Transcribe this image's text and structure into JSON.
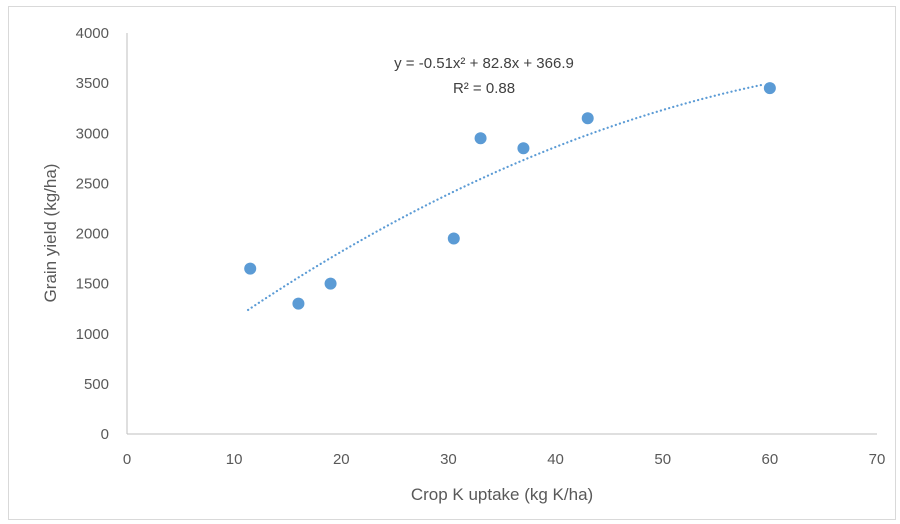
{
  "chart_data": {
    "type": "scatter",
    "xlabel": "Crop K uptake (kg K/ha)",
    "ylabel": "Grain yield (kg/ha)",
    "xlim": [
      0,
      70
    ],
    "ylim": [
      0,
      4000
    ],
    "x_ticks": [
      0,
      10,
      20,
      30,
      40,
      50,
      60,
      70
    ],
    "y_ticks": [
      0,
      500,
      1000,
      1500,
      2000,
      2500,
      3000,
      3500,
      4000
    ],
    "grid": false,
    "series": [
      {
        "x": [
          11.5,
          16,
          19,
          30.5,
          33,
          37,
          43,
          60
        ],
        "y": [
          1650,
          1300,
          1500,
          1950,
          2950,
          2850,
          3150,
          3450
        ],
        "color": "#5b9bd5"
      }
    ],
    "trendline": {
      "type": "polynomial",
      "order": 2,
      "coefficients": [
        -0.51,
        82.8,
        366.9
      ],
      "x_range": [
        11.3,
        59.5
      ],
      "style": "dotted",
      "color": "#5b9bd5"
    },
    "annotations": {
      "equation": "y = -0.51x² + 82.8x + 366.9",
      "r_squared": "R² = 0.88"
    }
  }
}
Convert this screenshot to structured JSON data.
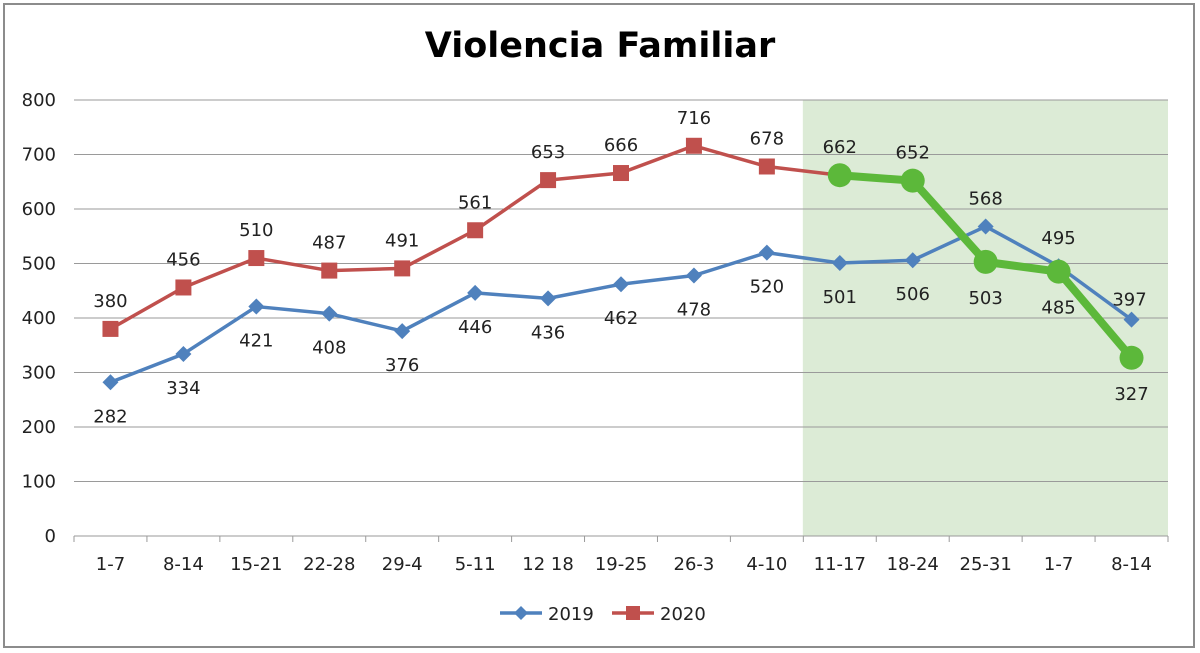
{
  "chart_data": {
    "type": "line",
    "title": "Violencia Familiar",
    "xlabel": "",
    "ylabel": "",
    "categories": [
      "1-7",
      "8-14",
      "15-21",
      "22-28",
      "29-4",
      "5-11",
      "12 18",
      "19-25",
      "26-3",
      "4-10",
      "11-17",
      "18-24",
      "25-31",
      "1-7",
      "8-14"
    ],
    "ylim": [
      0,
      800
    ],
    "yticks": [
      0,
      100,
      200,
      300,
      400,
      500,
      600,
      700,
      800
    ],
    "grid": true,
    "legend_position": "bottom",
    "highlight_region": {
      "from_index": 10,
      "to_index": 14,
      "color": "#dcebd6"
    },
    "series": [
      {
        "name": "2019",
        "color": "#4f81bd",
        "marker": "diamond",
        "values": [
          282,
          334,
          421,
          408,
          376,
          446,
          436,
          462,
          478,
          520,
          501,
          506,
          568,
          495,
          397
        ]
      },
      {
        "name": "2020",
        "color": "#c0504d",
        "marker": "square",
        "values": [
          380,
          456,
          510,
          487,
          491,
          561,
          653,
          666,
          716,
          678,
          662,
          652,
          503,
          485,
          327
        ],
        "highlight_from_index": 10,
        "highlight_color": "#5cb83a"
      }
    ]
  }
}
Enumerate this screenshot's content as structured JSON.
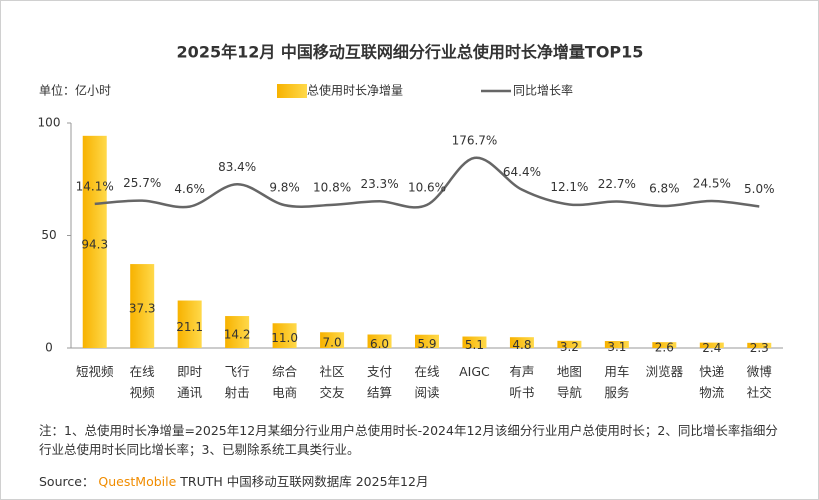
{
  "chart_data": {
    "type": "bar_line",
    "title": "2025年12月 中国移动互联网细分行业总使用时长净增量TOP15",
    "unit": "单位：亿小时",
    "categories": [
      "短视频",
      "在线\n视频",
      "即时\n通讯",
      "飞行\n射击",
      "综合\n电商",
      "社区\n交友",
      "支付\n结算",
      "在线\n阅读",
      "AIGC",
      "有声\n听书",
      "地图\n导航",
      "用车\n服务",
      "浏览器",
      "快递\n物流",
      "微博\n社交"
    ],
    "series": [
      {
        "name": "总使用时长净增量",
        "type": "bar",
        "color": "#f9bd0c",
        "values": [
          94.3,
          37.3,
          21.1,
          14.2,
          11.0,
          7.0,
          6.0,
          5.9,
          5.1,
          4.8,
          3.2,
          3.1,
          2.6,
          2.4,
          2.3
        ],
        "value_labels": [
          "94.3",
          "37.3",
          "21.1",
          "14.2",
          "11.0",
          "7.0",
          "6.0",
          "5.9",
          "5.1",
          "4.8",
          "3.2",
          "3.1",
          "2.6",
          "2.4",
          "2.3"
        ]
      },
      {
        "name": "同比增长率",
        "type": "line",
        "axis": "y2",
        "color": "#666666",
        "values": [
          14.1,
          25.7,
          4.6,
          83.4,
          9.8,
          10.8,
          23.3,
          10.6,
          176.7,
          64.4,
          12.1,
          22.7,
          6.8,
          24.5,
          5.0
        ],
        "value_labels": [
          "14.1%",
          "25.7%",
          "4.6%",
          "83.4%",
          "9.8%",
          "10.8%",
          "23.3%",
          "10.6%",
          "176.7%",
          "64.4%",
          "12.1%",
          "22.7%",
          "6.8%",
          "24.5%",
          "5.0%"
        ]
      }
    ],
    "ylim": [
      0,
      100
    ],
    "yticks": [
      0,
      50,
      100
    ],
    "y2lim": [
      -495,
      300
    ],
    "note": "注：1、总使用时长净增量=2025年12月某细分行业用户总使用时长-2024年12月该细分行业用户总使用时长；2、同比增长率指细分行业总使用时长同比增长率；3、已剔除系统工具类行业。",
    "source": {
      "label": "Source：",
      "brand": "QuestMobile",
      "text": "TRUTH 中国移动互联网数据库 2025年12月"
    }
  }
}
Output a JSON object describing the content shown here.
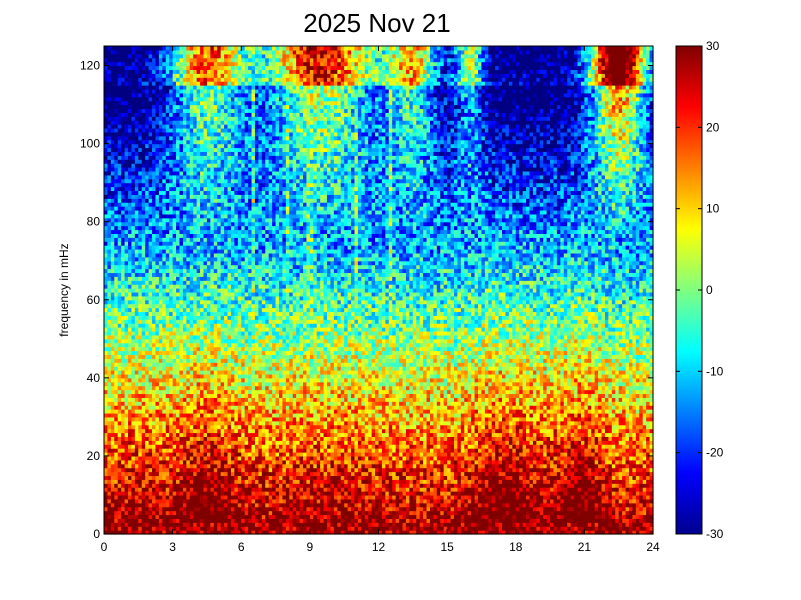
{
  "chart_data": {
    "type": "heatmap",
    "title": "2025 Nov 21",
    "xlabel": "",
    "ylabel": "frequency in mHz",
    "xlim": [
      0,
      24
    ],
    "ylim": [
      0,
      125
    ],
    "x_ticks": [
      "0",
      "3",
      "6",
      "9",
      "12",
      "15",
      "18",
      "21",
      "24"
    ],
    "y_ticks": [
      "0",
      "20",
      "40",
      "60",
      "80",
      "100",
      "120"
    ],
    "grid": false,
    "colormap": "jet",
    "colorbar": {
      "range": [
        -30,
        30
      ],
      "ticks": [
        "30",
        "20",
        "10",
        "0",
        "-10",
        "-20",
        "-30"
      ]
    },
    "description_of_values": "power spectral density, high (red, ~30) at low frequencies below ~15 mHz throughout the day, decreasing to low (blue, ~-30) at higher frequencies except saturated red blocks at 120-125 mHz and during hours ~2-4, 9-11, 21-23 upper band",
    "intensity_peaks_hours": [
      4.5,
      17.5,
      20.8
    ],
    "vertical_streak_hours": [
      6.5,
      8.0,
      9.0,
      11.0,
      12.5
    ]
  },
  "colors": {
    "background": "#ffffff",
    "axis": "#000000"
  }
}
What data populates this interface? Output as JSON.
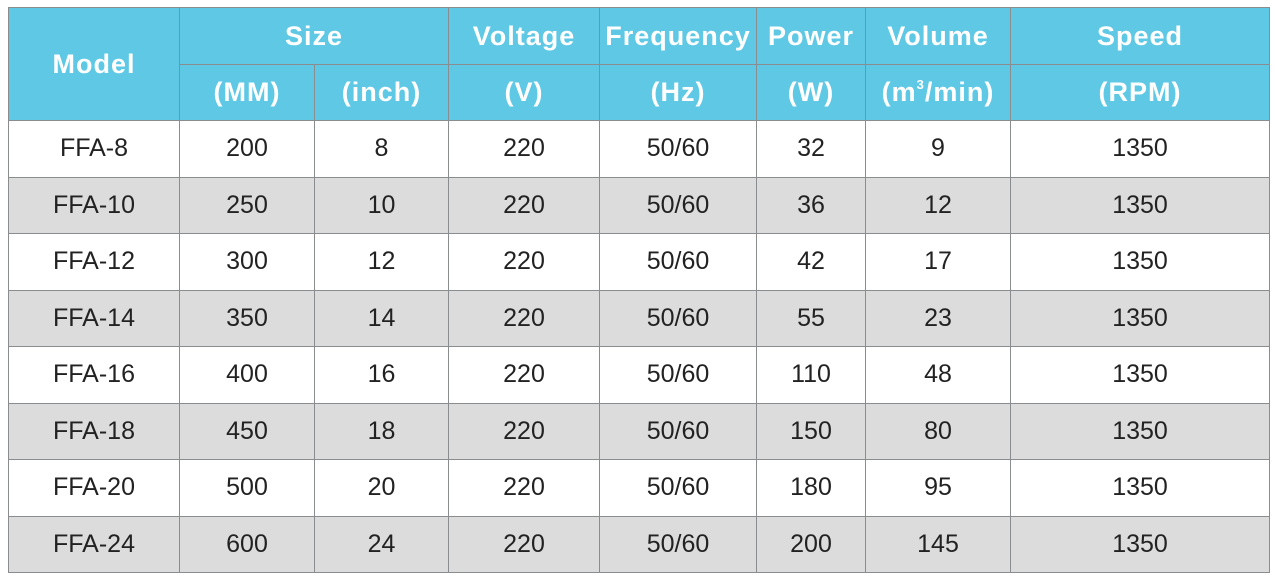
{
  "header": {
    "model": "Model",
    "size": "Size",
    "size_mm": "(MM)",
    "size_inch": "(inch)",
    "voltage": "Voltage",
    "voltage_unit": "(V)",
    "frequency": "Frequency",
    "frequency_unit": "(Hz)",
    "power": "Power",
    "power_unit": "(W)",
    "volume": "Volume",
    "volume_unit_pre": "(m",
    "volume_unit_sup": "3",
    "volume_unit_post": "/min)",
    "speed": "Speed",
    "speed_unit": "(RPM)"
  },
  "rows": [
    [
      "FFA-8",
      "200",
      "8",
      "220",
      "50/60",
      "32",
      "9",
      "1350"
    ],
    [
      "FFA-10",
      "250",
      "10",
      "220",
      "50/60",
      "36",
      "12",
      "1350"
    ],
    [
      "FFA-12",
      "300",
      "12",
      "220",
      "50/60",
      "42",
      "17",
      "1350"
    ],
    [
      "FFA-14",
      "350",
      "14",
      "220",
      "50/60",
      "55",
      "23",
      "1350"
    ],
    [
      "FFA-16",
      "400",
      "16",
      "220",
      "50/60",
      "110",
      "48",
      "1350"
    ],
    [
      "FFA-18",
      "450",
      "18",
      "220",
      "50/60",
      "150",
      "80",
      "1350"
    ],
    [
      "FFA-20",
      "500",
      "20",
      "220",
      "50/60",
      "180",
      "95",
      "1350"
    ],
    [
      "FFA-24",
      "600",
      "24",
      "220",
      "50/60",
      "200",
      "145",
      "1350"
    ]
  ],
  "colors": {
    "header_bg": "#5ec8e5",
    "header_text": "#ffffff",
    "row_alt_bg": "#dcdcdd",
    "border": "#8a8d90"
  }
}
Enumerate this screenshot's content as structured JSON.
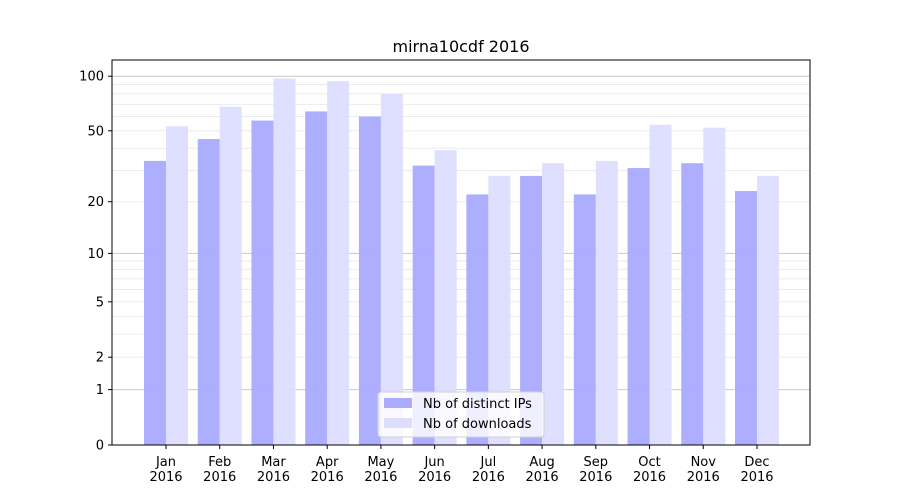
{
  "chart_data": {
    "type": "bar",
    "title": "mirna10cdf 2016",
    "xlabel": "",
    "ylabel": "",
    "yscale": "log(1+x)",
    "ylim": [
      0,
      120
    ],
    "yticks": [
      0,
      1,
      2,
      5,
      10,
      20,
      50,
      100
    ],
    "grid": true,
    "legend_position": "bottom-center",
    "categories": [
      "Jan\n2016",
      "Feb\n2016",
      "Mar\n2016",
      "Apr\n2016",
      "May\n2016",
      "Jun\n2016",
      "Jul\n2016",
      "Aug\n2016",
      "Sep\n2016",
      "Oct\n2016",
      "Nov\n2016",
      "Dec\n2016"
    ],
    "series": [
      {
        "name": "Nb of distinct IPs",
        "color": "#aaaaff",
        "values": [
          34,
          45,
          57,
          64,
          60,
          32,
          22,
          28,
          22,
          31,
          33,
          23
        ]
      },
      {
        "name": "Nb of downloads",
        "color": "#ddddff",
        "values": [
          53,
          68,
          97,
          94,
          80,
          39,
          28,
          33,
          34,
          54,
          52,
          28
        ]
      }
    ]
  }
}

◇ ◇ ◇ ◇

_WHAT IS REQUIRED_: Where a line contains the string "name", extract that line.

_THE COMPLETED TASK_:
        "name": "2019",
        "name": "2020",
        "name": "总使用时长净增量",
        "name": "同比增长率",
        "name": "Nb of distinct IPs",
        "name": "Nb of downloads",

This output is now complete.